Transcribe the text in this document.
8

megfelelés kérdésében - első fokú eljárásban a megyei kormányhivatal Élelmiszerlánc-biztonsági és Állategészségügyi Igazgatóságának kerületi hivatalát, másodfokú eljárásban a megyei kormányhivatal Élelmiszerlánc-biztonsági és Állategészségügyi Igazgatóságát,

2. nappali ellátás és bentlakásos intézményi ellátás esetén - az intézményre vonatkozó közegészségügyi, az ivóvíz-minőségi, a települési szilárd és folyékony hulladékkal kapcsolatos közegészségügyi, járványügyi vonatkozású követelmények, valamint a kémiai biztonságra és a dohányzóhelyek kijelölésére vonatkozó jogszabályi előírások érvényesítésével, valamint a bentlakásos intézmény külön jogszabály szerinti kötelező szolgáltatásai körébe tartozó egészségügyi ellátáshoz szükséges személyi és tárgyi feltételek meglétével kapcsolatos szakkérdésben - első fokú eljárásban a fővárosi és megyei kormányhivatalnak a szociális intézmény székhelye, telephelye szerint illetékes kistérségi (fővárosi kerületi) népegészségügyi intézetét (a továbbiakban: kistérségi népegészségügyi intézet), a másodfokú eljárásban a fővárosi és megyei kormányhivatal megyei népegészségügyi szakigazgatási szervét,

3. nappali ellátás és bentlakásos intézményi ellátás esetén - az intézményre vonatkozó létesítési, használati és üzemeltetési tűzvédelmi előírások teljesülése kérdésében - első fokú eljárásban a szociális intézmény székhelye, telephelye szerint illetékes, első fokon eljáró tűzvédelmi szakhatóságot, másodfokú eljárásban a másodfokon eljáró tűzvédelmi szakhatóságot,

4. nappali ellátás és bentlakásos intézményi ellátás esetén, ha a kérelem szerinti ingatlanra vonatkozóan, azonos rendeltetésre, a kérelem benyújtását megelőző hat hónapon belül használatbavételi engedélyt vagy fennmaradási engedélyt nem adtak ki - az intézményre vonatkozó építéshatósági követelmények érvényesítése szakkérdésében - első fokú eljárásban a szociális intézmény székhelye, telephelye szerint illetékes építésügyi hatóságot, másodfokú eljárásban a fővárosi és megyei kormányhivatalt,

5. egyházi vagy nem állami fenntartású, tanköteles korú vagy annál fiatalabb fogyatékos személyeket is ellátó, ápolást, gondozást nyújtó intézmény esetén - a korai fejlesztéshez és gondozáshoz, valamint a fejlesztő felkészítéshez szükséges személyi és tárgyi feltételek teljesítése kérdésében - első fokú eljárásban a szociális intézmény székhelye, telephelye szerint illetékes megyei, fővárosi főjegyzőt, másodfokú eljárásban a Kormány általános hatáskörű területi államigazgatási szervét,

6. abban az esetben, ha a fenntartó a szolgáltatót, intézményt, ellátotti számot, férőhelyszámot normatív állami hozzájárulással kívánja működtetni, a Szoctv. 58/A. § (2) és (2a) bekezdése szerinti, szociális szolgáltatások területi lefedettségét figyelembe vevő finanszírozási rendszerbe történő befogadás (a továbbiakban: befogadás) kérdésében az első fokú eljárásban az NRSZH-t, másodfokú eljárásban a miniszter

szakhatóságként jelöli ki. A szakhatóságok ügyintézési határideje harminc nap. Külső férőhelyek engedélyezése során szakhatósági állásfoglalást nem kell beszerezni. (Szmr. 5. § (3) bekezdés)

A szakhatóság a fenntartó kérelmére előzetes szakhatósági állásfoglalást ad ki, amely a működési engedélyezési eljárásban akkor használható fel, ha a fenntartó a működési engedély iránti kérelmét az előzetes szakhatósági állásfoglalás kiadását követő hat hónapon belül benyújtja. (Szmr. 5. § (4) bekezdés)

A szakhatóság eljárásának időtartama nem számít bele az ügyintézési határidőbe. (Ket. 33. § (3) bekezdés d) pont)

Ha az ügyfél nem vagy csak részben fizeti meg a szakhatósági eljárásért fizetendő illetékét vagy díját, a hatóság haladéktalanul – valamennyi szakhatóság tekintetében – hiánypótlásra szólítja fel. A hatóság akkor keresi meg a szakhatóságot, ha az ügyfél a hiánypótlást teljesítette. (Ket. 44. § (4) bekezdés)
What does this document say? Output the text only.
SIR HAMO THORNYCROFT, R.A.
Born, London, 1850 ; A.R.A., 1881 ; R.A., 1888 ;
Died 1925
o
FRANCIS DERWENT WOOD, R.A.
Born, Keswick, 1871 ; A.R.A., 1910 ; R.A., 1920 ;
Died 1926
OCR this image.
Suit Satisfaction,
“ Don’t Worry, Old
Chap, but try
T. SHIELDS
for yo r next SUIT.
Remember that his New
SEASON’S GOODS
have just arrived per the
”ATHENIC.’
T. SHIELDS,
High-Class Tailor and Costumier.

• STATED EXERCISE: The line containing "OCR this image." and every line after it, through the end of the records, should be repeated exactly and alone.

• WRITTEN SOLUTION:
OCR this image.
Suit Satisfaction,
“ Don’t Worry, Old
Chap, but try
T. SHIELDS
for yo r next SUIT.
Remember that his New
SEASON’S GOODS
have just arrived per the
”ATHENIC.’
T. SHIELDS,
High-Class Tailor and Costumier.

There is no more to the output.